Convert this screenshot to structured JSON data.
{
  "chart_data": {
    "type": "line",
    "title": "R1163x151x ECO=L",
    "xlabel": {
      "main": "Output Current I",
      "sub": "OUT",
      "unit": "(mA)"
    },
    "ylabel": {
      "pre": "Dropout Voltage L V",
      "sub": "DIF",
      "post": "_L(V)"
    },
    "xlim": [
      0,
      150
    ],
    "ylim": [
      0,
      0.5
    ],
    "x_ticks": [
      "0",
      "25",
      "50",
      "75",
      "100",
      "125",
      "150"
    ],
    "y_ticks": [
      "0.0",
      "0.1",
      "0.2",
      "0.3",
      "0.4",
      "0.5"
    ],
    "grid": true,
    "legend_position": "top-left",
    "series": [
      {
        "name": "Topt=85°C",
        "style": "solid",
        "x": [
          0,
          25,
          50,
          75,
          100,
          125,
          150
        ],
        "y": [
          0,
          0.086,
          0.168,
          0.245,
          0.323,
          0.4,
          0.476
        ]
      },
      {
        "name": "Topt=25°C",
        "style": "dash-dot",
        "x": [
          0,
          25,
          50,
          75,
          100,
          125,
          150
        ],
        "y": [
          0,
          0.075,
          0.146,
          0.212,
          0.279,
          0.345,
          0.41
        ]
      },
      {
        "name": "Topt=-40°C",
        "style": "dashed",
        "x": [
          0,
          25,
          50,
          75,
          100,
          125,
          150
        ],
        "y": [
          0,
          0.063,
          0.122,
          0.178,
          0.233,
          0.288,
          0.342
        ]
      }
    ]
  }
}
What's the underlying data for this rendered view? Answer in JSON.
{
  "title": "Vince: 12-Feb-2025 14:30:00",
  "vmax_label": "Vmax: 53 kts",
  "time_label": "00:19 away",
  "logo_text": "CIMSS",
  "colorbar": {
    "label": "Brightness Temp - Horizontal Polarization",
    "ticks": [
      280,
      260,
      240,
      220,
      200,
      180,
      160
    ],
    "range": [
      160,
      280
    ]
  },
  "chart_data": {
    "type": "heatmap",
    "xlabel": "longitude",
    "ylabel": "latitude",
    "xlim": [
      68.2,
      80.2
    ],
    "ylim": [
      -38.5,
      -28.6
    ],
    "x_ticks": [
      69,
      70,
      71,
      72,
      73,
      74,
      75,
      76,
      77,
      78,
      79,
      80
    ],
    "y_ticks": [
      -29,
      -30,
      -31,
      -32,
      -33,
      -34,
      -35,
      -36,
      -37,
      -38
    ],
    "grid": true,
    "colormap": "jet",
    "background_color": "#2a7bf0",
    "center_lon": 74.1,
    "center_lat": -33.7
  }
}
★ ★ ★ ★
▸ **WHAT TO DO**
List every line above that contains the word "name".

▸ **SOLUTION**
        "name": "Topt=85°C",
        "name": "Topt=25°C",
        "name": "Topt=-40°C",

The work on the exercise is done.